GIVEN REQUEST: Collect every line in the records below that contains the word "type".

─── SOURCE RECORDS

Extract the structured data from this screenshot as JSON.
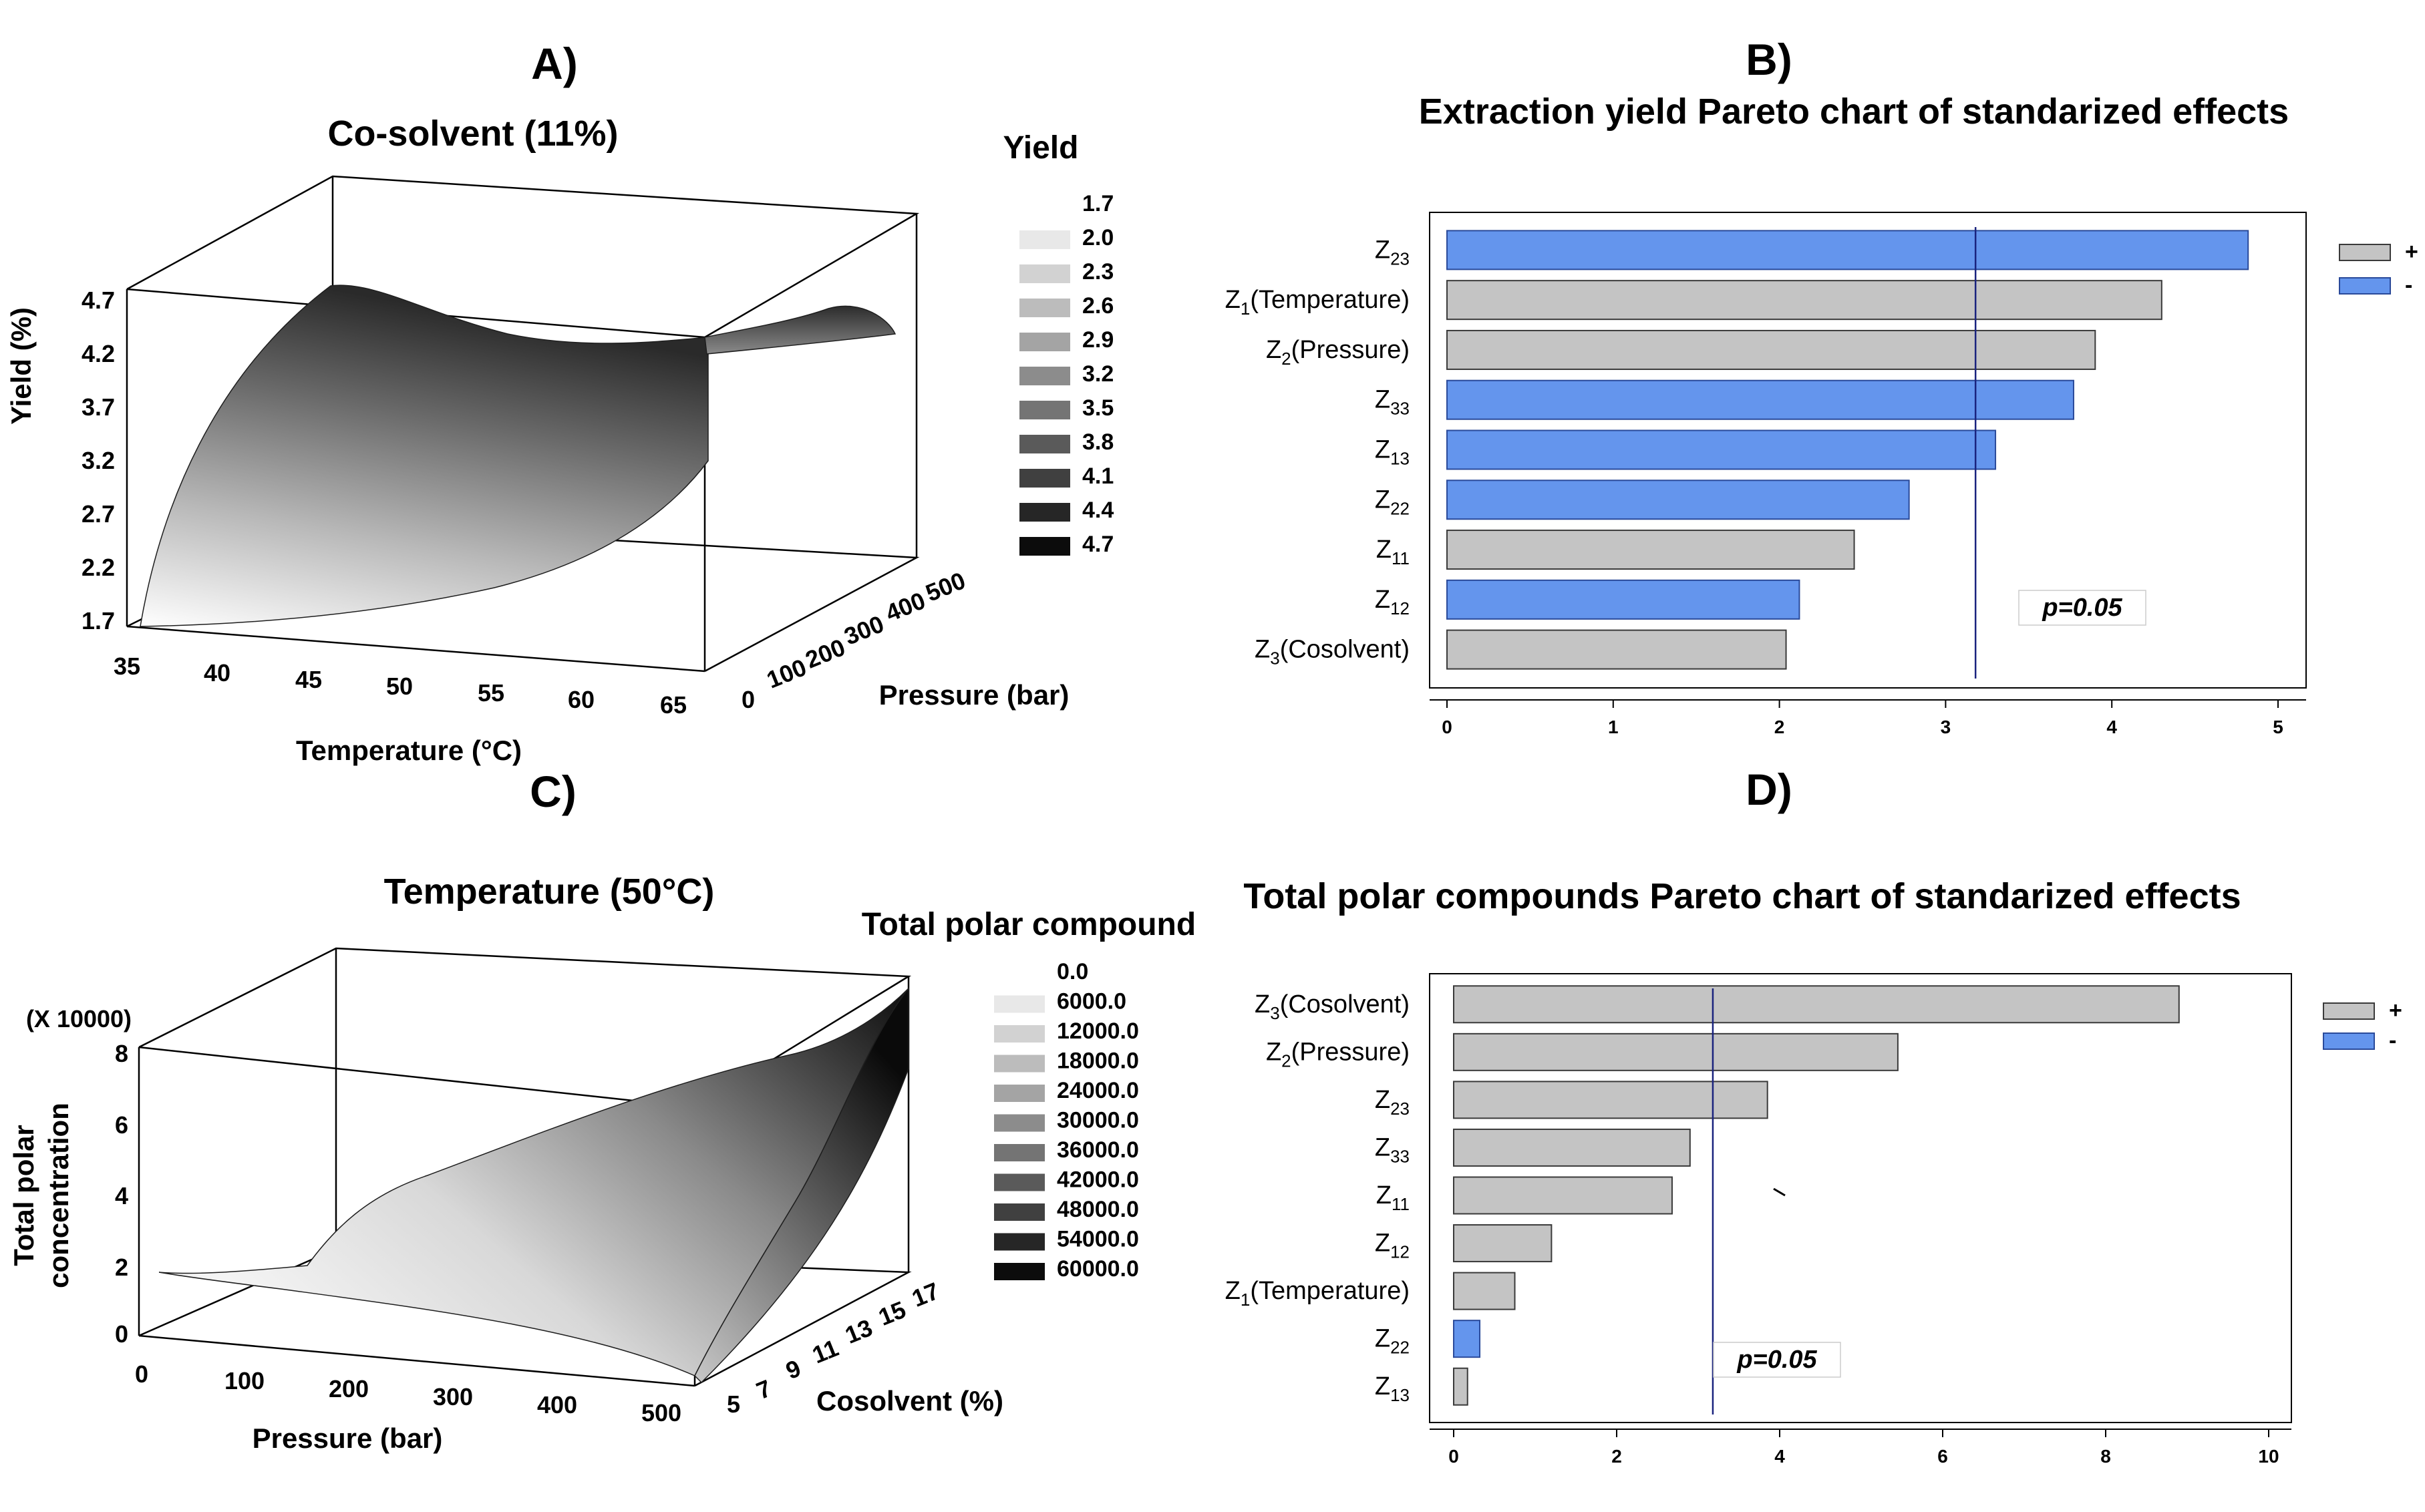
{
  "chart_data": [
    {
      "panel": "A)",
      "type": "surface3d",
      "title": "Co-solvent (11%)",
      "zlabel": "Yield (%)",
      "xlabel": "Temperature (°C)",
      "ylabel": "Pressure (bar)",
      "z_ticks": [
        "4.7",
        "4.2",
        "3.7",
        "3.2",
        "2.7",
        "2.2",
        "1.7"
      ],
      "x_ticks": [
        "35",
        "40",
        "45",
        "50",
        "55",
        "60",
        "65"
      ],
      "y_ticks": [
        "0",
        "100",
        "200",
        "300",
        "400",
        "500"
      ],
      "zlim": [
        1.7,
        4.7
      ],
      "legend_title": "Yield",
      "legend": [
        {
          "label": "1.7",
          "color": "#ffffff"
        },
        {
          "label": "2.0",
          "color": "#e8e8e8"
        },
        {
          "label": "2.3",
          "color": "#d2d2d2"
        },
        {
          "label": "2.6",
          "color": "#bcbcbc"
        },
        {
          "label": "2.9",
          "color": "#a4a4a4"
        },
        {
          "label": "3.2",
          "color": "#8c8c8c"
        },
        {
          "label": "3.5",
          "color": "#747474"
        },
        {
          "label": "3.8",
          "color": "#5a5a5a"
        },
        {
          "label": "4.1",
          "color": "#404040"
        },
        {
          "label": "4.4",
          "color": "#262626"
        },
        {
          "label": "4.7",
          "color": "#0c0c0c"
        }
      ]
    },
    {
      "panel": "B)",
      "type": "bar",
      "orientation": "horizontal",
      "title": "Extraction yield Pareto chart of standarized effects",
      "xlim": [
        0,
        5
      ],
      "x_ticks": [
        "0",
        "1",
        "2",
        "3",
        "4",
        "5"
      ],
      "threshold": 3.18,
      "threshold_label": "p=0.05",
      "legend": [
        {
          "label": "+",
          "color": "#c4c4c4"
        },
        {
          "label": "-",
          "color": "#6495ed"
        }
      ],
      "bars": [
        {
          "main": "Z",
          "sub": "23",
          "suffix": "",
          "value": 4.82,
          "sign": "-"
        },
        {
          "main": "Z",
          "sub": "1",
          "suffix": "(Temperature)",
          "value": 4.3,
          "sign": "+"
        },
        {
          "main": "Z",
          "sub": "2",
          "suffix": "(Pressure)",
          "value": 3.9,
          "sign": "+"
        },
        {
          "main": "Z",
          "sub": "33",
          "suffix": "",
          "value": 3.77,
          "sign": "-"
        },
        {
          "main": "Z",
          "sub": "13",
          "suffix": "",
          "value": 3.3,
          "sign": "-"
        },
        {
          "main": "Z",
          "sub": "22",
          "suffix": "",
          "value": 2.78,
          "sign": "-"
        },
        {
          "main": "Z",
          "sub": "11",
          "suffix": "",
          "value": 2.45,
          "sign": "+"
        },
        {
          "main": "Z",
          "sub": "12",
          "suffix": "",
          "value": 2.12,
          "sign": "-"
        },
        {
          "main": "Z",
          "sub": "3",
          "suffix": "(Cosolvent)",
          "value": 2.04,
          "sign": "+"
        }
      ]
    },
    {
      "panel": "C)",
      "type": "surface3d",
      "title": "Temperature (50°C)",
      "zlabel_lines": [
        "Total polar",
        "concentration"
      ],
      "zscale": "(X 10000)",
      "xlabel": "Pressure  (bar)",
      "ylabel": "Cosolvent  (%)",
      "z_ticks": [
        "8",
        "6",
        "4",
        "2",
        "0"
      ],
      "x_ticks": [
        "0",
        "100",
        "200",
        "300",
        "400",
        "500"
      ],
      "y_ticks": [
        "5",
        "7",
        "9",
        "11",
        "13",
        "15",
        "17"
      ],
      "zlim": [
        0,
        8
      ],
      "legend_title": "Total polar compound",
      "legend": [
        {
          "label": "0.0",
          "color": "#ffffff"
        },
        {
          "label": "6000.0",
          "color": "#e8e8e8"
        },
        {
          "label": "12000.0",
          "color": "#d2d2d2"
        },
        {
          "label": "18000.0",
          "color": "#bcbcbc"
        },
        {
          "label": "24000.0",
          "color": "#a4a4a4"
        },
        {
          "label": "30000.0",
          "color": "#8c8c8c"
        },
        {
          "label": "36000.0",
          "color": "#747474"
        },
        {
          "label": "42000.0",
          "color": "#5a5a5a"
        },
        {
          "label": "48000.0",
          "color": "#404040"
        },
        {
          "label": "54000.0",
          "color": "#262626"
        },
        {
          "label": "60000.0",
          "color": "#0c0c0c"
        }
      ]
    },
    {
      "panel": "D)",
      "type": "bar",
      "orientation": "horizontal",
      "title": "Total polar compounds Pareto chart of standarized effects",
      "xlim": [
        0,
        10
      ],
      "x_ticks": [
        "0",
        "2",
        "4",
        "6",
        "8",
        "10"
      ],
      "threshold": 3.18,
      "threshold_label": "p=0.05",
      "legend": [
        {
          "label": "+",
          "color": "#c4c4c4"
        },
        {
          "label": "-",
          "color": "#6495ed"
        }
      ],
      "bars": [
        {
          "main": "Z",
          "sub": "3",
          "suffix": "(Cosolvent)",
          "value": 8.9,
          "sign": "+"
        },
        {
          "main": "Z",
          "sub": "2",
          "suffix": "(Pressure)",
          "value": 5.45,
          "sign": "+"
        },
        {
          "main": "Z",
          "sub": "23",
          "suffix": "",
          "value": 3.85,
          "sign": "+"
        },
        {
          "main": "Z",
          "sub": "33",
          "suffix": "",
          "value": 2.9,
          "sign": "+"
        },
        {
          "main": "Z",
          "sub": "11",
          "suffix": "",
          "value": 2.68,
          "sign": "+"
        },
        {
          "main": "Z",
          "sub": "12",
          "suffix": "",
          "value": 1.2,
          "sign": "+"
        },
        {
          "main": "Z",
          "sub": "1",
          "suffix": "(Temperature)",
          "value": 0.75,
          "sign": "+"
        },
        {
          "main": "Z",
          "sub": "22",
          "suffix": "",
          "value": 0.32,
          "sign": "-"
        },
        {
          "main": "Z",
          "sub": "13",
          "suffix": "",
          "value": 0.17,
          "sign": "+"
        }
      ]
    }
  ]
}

──────
─── SOURCE RECORDS

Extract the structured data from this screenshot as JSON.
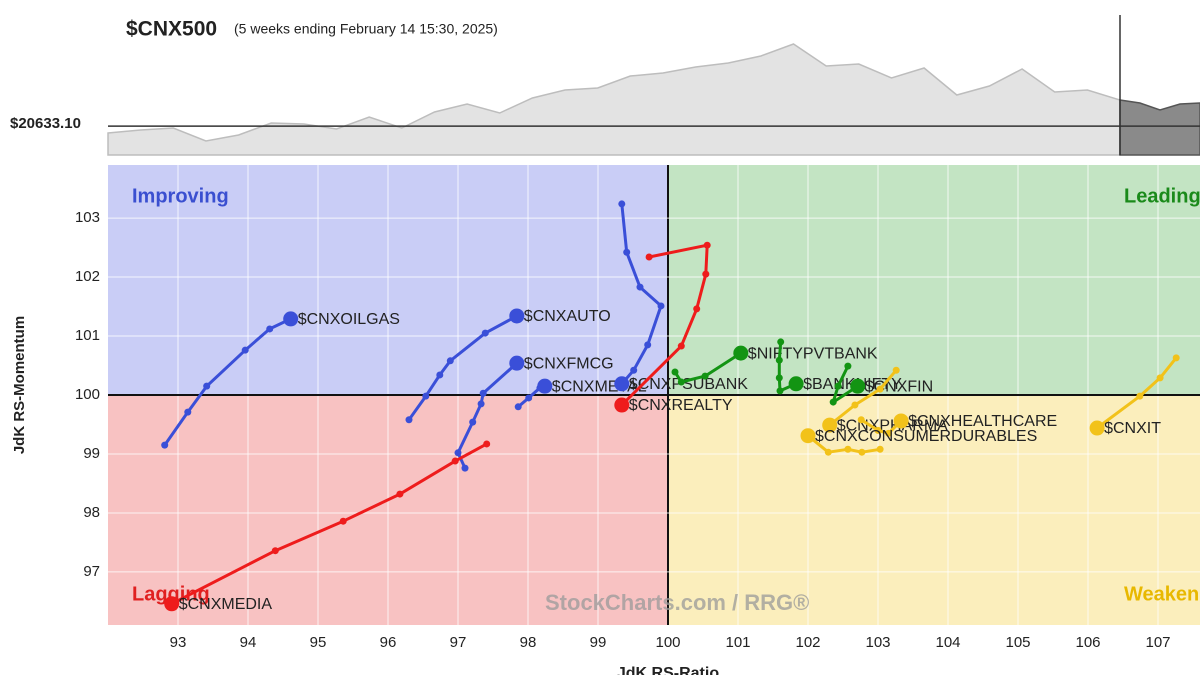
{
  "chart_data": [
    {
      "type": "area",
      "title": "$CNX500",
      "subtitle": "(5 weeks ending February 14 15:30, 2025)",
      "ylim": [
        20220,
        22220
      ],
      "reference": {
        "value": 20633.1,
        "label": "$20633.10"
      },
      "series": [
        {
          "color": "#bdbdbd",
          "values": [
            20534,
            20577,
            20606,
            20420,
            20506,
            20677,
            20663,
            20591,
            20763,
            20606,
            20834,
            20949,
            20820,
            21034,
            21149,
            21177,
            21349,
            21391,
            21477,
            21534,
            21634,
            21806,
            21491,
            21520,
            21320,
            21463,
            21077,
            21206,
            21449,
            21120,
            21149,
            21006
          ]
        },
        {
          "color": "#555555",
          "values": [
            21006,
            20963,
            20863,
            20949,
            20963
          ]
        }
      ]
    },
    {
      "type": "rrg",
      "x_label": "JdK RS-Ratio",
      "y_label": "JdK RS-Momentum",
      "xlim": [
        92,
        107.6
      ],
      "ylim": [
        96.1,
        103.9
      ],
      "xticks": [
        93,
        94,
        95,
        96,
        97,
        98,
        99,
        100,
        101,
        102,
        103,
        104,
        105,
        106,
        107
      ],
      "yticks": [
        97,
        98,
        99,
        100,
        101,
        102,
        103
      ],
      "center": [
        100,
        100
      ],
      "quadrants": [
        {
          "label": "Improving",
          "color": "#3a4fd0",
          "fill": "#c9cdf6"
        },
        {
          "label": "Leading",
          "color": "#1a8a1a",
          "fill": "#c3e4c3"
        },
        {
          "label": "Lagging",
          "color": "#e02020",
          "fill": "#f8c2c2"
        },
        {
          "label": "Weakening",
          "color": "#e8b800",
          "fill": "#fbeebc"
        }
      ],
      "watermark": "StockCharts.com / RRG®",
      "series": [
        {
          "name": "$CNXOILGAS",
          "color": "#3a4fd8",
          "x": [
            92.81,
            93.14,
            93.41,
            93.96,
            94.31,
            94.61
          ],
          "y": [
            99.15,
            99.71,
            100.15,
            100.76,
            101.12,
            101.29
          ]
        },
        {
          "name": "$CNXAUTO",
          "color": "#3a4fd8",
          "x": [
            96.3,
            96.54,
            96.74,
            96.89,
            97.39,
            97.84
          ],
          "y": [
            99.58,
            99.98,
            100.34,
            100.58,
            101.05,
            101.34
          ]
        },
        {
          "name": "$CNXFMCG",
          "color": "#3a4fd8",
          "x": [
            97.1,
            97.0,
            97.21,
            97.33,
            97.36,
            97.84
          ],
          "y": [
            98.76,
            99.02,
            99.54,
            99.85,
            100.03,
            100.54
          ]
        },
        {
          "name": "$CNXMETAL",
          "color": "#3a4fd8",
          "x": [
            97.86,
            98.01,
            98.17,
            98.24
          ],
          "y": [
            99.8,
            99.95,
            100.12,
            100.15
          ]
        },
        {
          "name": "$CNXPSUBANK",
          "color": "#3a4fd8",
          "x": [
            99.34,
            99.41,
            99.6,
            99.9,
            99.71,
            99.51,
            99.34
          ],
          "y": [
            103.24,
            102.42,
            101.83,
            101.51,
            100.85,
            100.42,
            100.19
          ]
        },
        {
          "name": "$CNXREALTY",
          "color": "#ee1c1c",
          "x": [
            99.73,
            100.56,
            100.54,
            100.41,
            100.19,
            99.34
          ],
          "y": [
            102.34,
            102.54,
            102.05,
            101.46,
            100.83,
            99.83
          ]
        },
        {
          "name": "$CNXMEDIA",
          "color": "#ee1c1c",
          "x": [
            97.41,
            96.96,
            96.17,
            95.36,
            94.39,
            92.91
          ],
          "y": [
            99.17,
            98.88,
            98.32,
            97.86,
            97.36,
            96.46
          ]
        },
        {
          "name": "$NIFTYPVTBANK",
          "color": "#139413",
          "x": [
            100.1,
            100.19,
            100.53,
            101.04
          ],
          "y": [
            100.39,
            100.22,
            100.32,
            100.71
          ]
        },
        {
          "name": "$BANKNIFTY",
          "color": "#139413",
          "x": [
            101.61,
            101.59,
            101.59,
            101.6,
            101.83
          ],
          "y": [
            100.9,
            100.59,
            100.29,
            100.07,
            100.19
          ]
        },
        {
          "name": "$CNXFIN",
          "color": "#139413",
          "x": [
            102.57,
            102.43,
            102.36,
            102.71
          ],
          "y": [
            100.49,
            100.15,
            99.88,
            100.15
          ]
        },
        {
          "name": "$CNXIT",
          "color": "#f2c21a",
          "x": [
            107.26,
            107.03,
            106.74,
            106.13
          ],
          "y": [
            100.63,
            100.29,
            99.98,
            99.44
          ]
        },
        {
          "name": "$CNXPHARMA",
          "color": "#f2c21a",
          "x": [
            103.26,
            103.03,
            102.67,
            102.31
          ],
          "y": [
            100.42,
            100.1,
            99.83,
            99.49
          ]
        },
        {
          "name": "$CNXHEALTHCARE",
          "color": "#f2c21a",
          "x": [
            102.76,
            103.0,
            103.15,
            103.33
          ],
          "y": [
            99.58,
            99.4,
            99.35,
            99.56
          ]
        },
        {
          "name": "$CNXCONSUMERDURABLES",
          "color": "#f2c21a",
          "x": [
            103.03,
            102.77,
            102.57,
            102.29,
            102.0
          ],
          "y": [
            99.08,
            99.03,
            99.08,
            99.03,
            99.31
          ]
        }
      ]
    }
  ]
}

──────
─── SOURCE RECORDS

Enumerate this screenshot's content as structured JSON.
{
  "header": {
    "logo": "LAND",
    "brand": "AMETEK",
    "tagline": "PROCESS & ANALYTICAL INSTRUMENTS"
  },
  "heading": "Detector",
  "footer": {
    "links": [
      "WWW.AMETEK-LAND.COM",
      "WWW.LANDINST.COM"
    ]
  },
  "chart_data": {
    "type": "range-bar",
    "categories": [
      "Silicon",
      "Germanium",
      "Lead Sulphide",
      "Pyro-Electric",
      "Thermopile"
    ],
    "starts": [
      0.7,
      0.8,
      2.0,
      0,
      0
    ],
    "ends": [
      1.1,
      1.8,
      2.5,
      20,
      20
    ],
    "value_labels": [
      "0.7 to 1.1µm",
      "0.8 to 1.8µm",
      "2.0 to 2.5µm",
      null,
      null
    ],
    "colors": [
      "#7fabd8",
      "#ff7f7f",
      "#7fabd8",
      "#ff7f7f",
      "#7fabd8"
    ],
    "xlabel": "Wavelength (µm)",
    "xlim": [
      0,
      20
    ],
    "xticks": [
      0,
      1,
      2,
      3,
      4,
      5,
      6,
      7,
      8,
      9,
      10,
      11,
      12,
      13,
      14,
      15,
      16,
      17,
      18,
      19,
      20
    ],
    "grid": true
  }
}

──────

TASK RESULT:
      "type": "surface3d",
      "type": "bar",
      "type": "surface3d",
      "type": "bar",
      "type": "area",
      "type": "rrg",
    "type": "range-bar",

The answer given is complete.